— BEGIN INFORMATION GIVEN —

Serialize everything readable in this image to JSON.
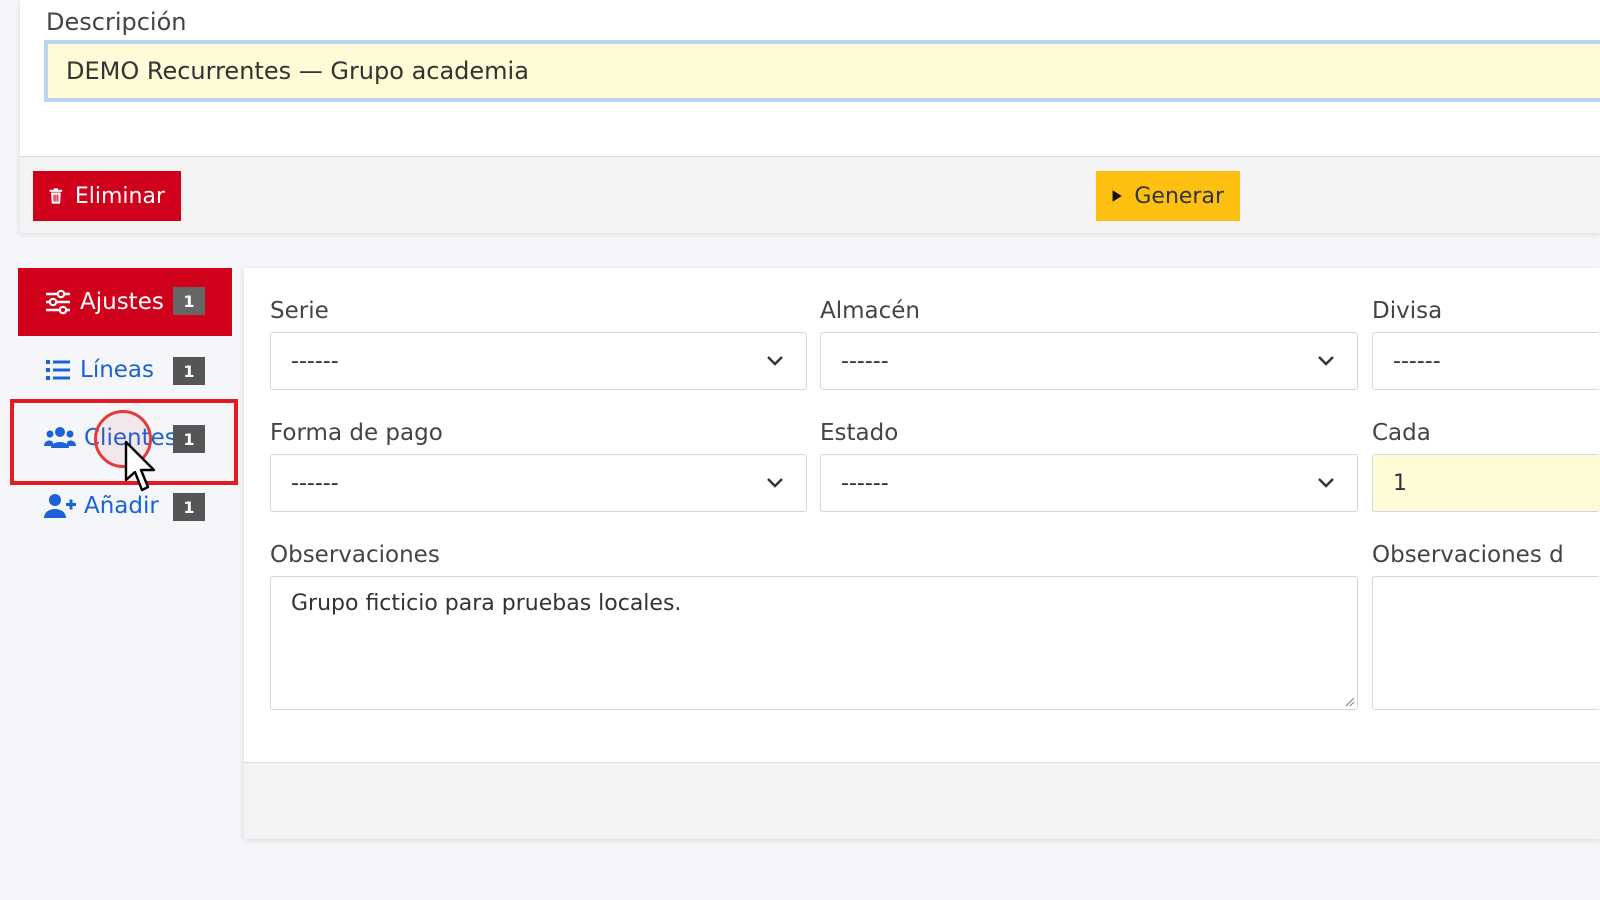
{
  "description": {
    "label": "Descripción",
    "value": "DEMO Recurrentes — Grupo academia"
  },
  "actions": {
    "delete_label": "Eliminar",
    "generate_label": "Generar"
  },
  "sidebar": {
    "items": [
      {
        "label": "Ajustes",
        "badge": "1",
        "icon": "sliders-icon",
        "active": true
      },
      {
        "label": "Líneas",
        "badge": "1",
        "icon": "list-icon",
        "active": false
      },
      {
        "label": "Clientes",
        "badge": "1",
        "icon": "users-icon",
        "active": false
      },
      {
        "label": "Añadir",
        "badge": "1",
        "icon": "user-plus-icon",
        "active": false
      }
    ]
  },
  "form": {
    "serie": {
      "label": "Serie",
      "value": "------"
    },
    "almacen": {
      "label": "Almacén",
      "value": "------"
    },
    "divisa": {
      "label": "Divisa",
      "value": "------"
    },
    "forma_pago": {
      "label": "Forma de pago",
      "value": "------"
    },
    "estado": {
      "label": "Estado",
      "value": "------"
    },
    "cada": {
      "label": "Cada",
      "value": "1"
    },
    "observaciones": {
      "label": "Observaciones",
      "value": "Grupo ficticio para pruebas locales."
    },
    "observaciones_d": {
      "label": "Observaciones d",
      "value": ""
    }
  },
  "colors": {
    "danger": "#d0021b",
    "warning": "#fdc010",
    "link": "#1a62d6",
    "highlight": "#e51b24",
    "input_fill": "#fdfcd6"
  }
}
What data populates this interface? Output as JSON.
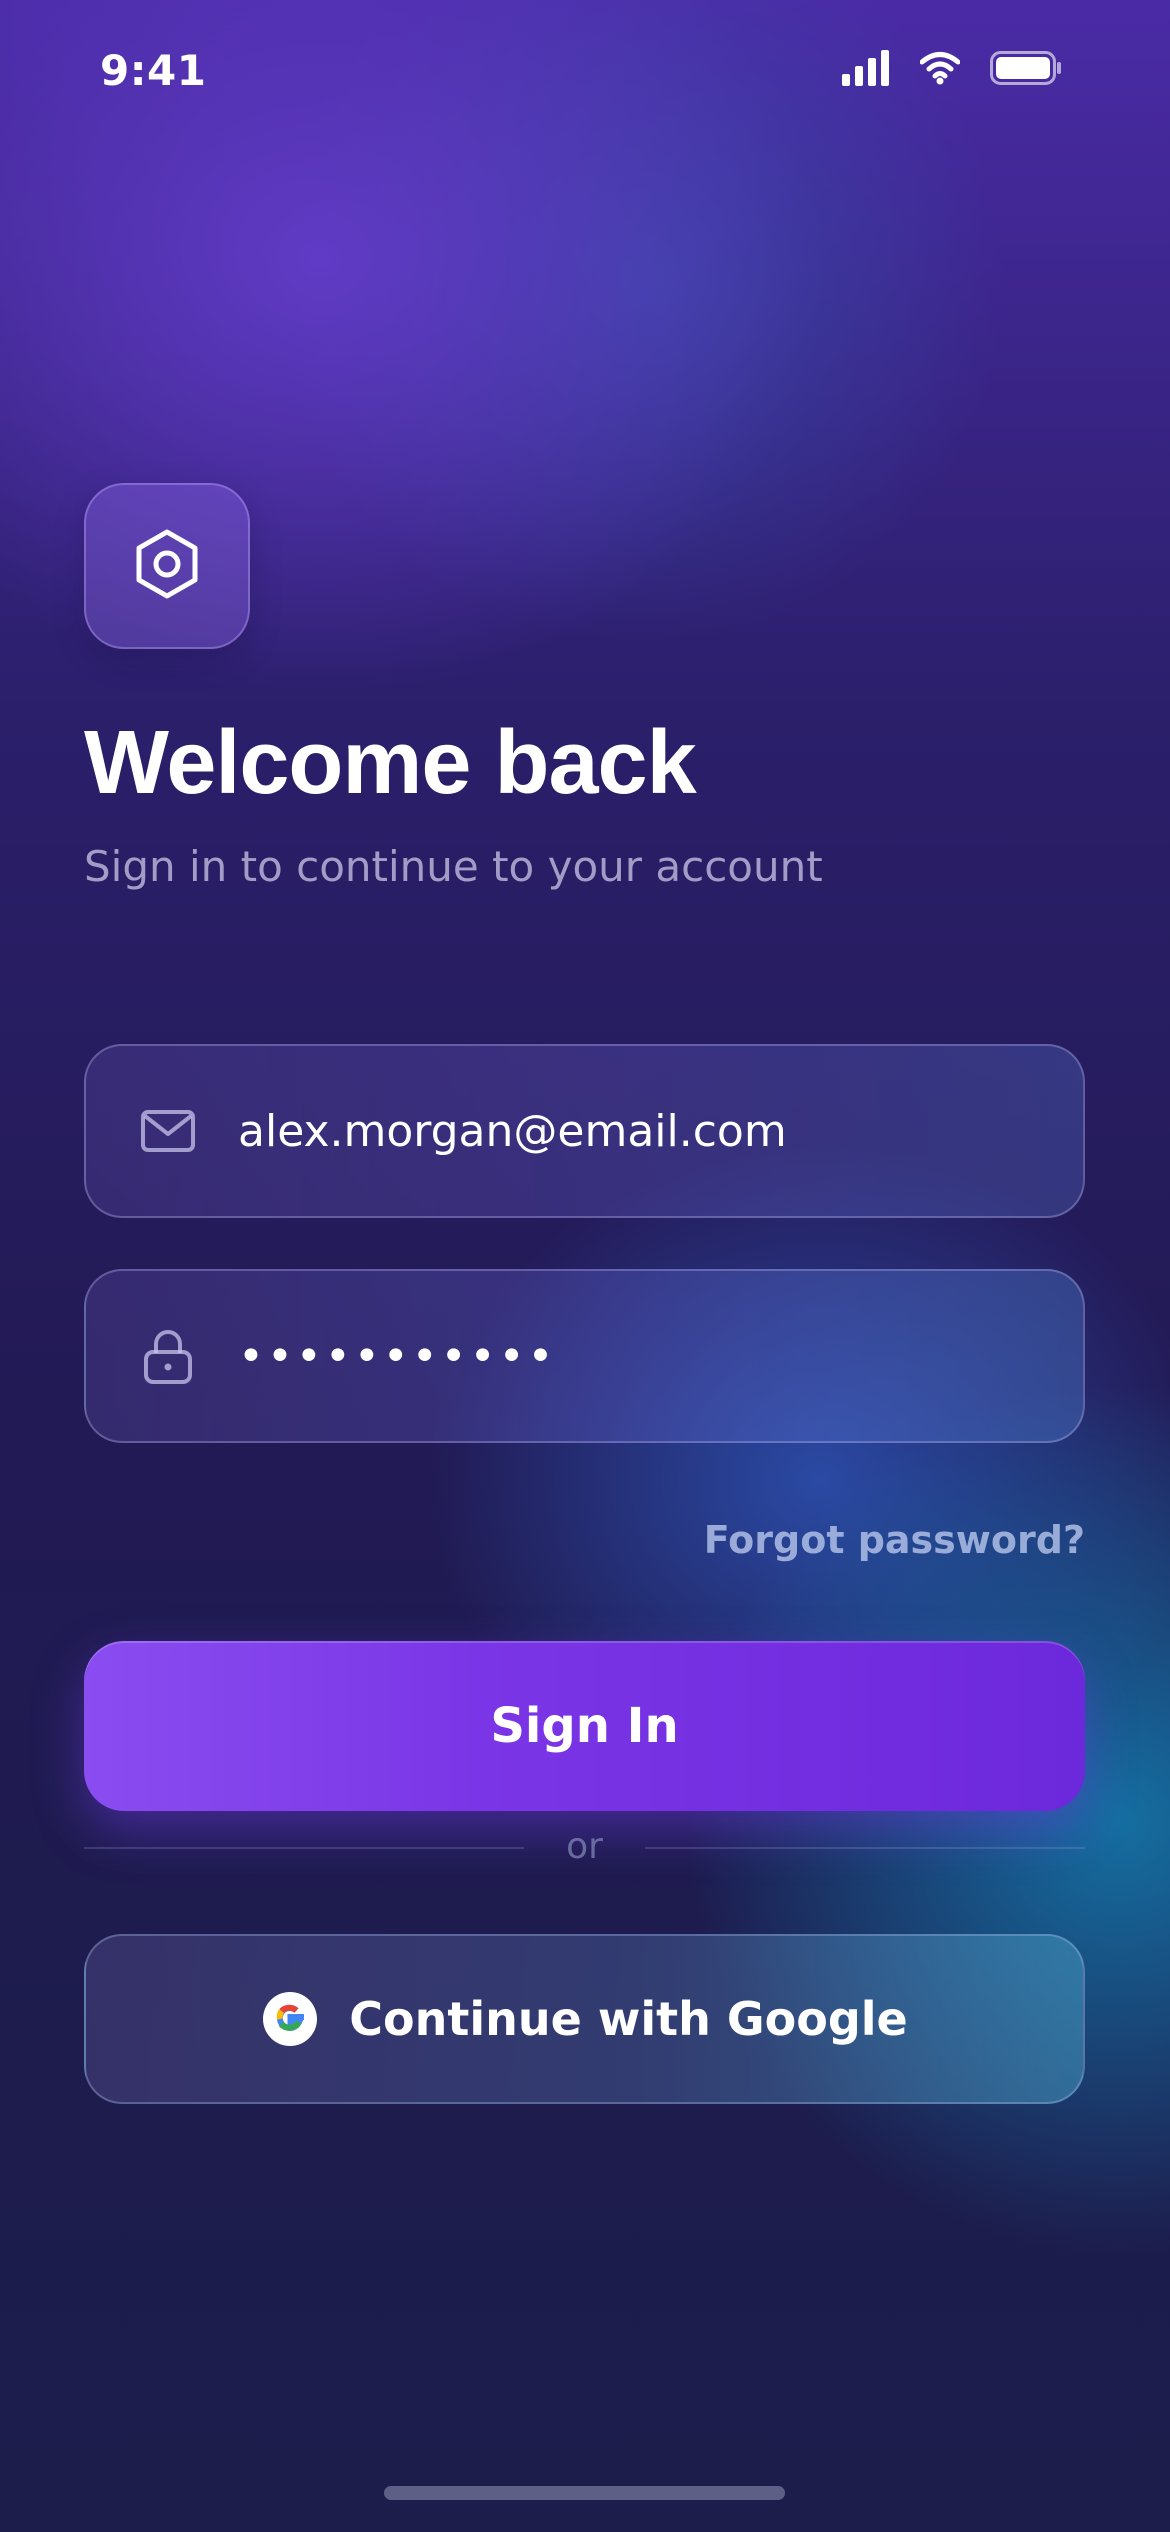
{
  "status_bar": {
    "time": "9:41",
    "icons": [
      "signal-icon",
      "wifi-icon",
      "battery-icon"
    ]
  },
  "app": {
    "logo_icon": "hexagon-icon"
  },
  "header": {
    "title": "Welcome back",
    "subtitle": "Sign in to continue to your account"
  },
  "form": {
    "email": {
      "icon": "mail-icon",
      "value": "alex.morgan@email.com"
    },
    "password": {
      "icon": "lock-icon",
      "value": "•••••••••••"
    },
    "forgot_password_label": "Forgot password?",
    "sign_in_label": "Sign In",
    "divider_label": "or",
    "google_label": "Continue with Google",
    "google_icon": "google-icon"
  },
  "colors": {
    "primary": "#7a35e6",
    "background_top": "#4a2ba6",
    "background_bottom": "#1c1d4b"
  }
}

— END INFORMATION GIVEN —

WHAT NEEDS TO BE DONE
The lines above form a set of records; determine how many of them contain the string "this" and give that number alone.

WRITTEN RESPONSE
2